--- start of Extracted records ---
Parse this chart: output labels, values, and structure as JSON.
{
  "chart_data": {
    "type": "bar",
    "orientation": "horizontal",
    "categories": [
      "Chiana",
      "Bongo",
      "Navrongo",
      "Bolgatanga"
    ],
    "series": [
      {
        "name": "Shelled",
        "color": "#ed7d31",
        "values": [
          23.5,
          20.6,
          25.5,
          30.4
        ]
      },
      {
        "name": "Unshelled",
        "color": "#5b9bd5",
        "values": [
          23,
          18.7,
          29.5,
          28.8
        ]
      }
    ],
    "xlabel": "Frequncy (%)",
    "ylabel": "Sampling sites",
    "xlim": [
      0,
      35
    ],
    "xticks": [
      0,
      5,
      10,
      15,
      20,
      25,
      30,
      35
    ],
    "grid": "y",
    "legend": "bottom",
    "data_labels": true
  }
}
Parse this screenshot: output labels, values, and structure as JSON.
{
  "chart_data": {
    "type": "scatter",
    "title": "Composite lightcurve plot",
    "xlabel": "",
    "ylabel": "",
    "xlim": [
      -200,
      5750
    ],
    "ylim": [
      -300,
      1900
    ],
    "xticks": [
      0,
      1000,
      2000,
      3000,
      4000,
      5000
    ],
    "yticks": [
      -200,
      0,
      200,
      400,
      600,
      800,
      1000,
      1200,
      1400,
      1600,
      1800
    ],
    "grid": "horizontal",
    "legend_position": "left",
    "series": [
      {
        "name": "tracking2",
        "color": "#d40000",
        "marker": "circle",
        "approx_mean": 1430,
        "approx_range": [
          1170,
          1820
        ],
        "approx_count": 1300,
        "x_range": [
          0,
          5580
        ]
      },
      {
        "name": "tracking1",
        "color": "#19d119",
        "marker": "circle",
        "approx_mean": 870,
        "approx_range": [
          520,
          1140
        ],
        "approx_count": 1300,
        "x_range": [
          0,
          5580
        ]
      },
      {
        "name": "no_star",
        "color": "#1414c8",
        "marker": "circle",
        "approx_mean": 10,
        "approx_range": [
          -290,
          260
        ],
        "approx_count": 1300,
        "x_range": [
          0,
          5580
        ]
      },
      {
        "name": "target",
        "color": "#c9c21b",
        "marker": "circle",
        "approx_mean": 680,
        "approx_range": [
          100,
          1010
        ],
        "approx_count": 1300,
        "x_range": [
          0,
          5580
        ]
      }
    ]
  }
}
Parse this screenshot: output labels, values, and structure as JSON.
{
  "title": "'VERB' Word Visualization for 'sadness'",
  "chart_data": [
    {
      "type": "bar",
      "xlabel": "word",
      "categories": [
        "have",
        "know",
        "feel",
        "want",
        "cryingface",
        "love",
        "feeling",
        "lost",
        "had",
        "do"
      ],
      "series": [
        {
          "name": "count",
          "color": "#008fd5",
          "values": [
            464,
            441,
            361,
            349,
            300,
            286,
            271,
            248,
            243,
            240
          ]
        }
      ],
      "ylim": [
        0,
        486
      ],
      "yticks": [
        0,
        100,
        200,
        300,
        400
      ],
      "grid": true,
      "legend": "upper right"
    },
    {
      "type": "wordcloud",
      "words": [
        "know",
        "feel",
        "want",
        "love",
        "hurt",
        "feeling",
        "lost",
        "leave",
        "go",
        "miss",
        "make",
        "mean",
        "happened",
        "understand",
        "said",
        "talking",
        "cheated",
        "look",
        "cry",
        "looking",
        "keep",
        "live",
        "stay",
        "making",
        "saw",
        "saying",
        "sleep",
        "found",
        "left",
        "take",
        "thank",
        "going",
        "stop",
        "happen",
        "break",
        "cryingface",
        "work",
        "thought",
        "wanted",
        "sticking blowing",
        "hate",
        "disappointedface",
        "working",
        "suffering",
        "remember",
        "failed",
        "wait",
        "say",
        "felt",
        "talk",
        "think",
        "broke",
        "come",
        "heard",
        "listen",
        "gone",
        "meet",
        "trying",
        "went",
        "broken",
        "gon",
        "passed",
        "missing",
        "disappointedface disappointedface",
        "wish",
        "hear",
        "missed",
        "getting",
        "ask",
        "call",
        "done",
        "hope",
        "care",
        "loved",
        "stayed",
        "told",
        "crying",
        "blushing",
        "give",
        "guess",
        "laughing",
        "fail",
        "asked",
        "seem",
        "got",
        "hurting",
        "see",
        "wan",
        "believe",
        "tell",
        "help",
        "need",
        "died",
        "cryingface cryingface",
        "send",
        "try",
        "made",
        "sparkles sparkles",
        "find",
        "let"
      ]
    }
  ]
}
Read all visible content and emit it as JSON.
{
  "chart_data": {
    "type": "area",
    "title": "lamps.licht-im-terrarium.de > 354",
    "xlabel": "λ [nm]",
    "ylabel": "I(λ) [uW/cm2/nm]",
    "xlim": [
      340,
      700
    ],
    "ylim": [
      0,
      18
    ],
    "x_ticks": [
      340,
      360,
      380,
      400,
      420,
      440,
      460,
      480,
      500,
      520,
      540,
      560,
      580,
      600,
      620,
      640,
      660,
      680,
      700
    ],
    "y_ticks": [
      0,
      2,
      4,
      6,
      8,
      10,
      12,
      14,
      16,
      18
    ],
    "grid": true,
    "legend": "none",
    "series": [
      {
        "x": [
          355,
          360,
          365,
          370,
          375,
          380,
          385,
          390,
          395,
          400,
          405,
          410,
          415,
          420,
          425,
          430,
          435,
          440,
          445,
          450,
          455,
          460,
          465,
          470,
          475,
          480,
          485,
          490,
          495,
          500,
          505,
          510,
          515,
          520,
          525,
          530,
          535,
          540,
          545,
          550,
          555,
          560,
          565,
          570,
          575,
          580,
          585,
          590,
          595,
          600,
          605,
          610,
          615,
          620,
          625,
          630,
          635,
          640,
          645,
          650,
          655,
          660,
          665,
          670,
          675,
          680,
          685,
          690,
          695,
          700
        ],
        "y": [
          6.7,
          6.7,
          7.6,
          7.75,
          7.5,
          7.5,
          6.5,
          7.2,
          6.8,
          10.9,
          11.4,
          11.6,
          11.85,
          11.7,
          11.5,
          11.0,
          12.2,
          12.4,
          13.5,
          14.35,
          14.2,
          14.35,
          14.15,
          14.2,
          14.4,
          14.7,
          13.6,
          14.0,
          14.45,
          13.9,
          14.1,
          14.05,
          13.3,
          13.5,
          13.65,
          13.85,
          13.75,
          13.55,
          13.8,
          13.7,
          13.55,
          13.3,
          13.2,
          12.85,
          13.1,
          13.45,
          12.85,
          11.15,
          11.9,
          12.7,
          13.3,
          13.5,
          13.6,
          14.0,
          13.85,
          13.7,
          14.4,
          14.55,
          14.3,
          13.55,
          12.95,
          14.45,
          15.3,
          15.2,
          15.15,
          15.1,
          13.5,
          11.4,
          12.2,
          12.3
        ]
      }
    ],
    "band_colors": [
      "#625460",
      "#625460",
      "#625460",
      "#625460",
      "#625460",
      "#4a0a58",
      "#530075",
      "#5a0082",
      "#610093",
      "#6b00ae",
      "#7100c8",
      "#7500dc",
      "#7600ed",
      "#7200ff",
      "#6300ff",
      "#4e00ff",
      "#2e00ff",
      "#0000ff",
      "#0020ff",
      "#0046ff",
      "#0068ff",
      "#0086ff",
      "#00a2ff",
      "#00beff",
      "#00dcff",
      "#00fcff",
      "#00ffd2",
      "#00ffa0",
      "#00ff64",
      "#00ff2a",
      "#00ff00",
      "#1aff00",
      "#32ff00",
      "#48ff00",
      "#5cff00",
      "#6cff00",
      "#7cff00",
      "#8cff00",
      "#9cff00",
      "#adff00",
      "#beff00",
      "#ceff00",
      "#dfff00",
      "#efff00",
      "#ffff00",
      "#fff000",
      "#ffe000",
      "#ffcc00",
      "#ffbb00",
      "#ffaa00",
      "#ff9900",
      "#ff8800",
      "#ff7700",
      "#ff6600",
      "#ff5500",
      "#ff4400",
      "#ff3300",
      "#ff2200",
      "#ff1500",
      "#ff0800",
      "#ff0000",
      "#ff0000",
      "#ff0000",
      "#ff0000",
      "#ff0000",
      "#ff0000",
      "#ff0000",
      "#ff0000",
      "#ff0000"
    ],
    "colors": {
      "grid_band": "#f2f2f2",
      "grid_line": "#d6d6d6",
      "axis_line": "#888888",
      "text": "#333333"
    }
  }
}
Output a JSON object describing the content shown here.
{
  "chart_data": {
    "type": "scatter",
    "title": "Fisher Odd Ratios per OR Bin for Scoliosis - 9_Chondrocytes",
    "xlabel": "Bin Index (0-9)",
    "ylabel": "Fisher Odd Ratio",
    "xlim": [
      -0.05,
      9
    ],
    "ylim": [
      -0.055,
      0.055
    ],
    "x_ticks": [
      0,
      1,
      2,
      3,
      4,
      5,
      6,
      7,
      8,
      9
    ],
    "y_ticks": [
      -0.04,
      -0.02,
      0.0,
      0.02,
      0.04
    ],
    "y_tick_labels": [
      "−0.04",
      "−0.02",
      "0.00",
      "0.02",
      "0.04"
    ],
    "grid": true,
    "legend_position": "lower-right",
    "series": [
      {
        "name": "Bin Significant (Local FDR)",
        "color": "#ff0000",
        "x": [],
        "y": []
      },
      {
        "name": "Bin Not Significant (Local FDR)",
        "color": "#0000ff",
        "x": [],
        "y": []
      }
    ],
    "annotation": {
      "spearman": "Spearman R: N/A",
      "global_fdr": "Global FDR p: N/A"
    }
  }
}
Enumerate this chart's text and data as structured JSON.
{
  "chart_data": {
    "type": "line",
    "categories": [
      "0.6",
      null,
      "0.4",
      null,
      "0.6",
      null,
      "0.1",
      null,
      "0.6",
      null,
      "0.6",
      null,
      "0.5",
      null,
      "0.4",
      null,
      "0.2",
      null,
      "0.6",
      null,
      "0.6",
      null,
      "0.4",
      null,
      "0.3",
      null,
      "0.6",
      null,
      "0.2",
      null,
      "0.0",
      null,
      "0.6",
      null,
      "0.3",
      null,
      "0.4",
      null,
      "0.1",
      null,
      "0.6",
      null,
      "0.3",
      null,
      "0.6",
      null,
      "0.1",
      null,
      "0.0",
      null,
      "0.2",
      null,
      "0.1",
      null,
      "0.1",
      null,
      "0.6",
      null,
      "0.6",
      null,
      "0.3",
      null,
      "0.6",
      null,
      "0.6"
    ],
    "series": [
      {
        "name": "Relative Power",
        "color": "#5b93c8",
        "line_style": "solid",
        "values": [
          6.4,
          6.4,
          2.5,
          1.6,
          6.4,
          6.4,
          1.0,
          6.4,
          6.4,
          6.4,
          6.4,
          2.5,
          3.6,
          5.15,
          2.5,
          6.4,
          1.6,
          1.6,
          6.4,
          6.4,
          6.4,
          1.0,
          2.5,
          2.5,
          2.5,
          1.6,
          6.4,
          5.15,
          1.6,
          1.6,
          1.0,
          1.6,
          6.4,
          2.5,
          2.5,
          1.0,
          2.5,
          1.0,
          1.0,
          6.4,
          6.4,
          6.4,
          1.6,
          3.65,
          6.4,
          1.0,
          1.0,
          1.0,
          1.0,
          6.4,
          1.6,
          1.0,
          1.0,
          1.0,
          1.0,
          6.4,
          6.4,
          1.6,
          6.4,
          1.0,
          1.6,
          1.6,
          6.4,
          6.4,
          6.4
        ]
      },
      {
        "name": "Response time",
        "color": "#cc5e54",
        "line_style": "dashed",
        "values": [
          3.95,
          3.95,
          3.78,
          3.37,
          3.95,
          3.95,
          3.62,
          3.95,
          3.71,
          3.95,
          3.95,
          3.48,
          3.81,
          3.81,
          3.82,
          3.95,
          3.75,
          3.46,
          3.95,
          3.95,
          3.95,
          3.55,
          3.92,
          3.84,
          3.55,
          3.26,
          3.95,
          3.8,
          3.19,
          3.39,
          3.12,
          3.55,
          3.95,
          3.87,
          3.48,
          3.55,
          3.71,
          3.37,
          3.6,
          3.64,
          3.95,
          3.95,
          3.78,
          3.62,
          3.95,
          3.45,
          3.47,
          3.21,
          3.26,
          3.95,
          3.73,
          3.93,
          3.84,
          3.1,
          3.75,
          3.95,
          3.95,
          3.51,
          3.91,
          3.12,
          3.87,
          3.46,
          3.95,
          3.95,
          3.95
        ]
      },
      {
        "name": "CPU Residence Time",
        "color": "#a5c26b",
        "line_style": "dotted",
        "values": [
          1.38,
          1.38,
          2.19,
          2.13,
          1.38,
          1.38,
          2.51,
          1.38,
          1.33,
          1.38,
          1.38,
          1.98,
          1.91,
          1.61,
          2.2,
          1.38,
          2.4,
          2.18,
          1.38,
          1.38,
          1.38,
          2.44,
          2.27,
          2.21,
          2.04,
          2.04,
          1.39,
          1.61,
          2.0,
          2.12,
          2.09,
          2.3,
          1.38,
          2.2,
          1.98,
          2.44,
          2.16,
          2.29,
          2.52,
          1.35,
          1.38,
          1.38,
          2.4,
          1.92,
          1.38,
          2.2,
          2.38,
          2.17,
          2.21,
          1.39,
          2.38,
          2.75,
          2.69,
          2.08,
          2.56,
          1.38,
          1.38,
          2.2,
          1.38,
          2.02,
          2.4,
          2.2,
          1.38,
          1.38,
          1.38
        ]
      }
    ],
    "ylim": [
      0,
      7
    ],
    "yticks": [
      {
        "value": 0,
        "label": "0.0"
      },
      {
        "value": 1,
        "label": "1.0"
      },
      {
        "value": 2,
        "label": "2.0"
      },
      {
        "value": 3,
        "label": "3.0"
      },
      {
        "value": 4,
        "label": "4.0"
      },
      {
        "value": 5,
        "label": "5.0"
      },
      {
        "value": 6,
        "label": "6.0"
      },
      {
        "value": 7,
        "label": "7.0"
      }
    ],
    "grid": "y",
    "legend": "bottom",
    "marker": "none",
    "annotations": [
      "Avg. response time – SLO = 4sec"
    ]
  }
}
--- end of Extracted records ---
Lines from the records above that hold "this" are the ones to list.

▶ Output of the exercise:
Parse this chart: output labels, values, and structure as JSON.
Parse this screenshot: output labels, values, and structure as JSON.
Parse this screenshot: output labels, values, and structure as JSON.
Enumerate this chart's text and data as structured JSON.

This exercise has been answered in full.